Do this »
Quote the lines below from the one containing "Read all visible content and emit it as JSON." to the final line, both ends included; exclude the pictures.

++++++++++

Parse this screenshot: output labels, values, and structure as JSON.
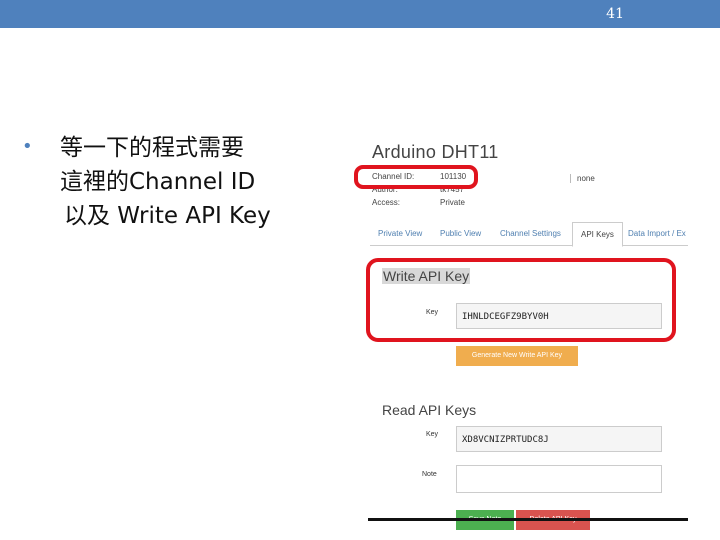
{
  "slide": {
    "page_number": "41",
    "bullet_lines": [
      "等一下的程式需要",
      "這裡的Channel ID",
      "以及 Write API Key"
    ]
  },
  "channel": {
    "title": "Arduino DHT11",
    "channel_id_label": "Channel ID:",
    "channel_id_value": "101130",
    "author_label": "Author:",
    "author_value": "tk7457",
    "access_label": "Access:",
    "access_value": "Private",
    "right_value": "none"
  },
  "tabs": [
    "Private View",
    "Public View",
    "Channel Settings",
    "API Keys",
    "Data Import / Ex"
  ],
  "write_key": {
    "title": "Write API Key",
    "key_label": "Key",
    "key_value": "IHNLDCEGFZ9BYV0H",
    "generate_button": "Generate New Write API Key"
  },
  "read_keys": {
    "title": "Read API Keys",
    "key_label": "Key",
    "key_value": "XD8VCNIZPRTUDC8J",
    "note_label": "Note",
    "note_value": "",
    "save_button": "Save Note",
    "delete_button": "Delete API Key"
  },
  "colors": {
    "topbar": "#4f81bd",
    "highlight": "#e0141e",
    "generate": "#f0ad4e",
    "save": "#4caf50",
    "delete": "#d9534f"
  }
}
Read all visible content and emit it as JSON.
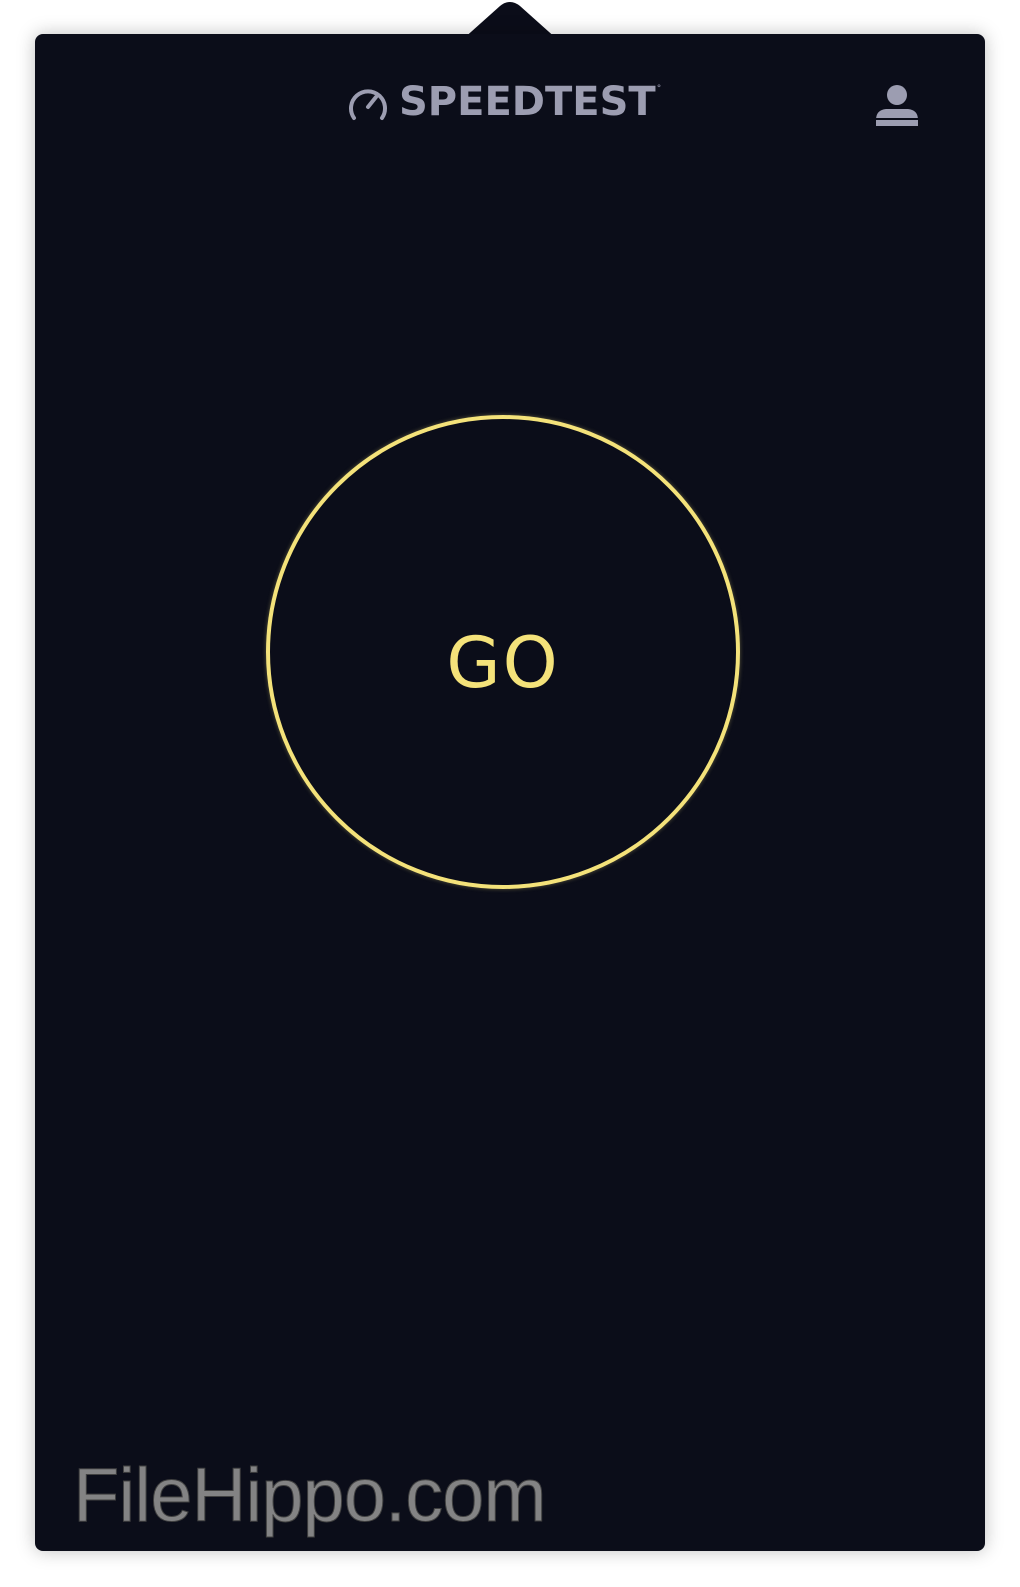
{
  "header": {
    "brand_name": "SPEEDTEST",
    "brand_trademark": "°",
    "brand_icon": "speedometer-icon",
    "account_icon": "user-icon"
  },
  "main": {
    "go_label": "GO"
  },
  "watermark": {
    "text": "FileHippo.com"
  },
  "colors": {
    "background": "#0b0d19",
    "accent": "#f4e27a",
    "muted_text": "#9c9db1",
    "page": "#ffffff"
  }
}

++++++++++

Exercise answer »
Read all visible content and emit it as JSON.
{
  "header": {
    "brand_name": "SPEEDTEST",
    "brand_trademark": "°",
    "brand_icon": "speedometer-icon",
    "account_icon": "user-icon"
  },
  "main": {
    "go_label": "GO"
  },
  "watermark": {
    "text": "FileHippo.com"
  },
  "colors": {
    "background": "#0b0d19",
    "accent": "#f4e27a",
    "muted_text": "#9c9db1",
    "page": "#ffffff"
  }
}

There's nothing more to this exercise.